* **Exercise brief**
Copy all lines of the listing that include the string "permissions".

* **Stored data**
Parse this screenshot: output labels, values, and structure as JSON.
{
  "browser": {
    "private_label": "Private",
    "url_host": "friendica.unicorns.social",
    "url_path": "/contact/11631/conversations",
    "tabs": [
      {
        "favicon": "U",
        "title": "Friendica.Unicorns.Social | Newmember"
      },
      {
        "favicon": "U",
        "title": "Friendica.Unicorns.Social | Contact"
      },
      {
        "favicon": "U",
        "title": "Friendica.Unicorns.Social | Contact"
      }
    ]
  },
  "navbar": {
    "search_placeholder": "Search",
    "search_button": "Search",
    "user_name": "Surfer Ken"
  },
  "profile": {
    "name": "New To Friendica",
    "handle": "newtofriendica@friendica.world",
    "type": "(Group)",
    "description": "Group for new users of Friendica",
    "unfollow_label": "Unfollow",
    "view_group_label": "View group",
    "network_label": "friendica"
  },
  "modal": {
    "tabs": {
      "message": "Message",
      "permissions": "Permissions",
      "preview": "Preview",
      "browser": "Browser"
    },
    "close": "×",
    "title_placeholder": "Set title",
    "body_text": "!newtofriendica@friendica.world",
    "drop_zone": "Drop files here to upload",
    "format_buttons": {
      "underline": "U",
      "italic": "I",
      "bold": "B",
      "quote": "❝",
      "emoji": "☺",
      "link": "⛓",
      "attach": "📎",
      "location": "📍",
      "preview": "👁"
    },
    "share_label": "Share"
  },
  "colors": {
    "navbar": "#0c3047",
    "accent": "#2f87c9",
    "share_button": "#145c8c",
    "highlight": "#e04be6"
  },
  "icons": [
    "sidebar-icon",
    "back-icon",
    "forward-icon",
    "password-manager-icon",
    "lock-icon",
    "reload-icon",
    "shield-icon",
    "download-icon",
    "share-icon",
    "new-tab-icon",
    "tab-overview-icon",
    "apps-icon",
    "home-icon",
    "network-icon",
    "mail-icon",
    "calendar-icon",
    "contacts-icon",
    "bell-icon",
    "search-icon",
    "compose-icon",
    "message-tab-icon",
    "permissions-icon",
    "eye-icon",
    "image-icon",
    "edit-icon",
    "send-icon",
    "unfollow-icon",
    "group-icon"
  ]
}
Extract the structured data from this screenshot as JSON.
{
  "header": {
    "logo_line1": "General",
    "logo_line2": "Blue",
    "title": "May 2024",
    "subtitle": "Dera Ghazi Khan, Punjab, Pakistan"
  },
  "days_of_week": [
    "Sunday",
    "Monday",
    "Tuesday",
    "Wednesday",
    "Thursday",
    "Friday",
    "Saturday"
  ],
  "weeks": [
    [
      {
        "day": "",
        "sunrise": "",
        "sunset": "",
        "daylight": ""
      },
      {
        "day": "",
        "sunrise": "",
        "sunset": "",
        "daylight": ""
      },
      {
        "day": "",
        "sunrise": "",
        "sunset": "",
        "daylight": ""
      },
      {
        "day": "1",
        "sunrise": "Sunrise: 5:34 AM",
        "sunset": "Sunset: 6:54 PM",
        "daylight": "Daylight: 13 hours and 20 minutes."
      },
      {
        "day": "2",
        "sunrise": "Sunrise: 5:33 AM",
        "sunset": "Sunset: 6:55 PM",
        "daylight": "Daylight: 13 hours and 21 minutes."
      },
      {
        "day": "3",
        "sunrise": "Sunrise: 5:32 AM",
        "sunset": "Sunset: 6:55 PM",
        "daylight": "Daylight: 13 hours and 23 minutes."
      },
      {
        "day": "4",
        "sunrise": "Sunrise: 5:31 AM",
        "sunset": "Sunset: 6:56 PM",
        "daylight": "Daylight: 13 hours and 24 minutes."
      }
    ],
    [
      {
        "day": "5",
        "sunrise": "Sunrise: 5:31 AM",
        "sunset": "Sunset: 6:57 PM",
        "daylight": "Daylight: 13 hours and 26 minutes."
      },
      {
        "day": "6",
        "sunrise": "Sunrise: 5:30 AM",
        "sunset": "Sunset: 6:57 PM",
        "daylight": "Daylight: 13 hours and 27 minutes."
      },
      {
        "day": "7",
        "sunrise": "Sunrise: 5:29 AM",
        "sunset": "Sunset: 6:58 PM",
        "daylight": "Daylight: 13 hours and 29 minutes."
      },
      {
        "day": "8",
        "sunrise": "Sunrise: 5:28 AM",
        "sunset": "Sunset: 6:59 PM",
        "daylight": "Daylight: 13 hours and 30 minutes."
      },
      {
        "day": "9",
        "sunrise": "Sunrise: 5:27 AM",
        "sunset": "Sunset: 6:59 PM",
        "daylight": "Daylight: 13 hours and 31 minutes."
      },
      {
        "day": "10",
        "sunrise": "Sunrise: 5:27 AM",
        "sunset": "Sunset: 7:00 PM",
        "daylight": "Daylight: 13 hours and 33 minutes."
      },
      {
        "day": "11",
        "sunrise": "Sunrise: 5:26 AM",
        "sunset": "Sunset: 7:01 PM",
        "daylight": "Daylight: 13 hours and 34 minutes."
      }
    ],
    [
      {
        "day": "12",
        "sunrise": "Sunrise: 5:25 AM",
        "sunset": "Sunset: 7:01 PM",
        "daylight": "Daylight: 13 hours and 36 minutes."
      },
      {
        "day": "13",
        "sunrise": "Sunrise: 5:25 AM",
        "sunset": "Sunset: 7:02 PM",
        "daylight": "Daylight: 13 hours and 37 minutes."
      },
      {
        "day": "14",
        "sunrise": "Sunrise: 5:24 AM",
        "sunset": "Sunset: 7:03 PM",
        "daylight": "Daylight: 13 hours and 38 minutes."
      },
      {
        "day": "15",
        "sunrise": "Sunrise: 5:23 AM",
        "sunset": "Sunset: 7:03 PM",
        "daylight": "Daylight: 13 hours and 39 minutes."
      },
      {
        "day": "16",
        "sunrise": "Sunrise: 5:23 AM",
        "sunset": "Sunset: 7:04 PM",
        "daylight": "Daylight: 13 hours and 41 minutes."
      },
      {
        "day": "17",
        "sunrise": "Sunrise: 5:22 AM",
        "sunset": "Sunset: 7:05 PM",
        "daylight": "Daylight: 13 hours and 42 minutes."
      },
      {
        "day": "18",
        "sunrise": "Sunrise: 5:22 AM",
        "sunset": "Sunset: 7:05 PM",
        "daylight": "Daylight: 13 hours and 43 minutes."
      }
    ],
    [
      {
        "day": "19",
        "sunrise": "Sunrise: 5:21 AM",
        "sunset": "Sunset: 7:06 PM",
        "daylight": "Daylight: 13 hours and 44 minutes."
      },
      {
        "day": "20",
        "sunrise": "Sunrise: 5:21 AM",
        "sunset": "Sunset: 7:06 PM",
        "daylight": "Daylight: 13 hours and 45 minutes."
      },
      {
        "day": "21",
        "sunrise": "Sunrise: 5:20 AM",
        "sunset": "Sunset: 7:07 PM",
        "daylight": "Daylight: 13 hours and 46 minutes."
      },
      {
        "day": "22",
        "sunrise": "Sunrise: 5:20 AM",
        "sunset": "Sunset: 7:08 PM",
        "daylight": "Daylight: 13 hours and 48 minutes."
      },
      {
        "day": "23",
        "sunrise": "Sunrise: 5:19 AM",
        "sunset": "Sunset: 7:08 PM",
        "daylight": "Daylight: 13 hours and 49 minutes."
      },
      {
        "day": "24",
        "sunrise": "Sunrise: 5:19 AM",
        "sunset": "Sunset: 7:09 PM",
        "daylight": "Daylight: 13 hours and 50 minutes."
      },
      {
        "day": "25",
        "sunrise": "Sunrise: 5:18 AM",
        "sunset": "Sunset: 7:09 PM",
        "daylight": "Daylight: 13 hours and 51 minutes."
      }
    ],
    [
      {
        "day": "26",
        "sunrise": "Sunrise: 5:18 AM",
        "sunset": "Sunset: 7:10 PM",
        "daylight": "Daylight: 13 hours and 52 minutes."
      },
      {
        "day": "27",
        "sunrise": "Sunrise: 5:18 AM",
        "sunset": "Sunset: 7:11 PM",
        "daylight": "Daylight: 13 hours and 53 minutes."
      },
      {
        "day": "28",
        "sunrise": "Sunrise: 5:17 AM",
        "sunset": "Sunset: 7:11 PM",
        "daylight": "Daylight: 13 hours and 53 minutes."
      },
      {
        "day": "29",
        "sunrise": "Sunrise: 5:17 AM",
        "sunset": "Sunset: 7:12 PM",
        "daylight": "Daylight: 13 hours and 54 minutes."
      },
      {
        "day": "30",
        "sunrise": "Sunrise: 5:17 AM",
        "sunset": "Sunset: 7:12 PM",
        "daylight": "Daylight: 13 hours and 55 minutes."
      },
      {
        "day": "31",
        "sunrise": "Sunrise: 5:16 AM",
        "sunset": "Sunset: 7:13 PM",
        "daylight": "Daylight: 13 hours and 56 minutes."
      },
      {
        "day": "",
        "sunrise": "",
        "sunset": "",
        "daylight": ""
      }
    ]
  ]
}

* **Solution for this task**
      "permissions": "Permissions",
    "permissions-icon",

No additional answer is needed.